[STATED GOAL]: Copy each line in the data that includes the word "数据来源".

[RECORD EXTRACTS]:
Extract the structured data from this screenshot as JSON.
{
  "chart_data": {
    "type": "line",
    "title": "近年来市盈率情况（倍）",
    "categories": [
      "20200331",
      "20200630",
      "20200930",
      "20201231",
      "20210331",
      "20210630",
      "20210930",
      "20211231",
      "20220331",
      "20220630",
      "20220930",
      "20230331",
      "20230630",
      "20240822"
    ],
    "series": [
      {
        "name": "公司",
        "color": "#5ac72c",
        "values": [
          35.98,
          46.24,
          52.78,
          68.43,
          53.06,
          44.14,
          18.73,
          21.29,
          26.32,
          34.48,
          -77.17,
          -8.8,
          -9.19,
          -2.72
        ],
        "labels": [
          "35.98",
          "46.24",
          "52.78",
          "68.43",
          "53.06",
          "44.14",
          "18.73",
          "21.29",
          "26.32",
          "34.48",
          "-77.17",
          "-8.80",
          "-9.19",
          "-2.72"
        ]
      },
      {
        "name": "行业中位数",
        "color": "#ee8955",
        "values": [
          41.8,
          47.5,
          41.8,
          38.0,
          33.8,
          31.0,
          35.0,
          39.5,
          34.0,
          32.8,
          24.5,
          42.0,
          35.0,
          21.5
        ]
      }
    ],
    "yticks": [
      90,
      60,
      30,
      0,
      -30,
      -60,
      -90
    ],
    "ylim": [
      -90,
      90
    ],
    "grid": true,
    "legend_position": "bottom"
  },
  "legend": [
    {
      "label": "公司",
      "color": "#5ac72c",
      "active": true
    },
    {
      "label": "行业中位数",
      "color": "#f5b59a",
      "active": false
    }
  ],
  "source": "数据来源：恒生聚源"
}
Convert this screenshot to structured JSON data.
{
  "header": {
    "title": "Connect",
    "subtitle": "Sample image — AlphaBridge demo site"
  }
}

* * *

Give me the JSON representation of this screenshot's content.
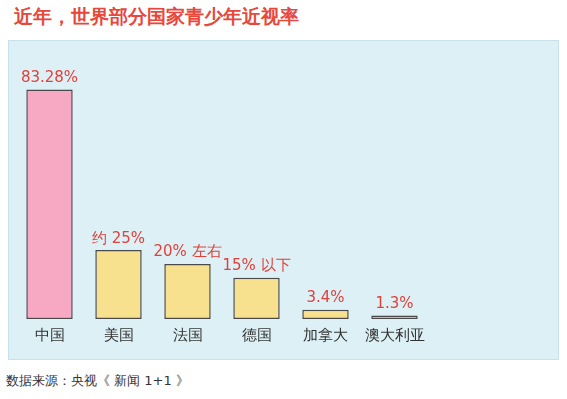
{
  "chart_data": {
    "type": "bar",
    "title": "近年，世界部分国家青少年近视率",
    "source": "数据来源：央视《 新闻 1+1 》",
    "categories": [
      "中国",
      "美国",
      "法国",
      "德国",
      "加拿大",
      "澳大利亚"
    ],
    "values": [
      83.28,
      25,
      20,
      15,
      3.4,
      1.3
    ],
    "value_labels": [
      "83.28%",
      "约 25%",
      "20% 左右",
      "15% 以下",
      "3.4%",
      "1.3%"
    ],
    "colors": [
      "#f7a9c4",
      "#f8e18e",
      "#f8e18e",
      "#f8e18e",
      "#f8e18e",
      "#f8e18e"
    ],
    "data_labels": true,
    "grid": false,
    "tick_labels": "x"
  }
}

[COMPLETED TASK]:
  "source": "数据来源：恒生聚源"
    "source": "数据来源：央视《 新闻 1+1 》",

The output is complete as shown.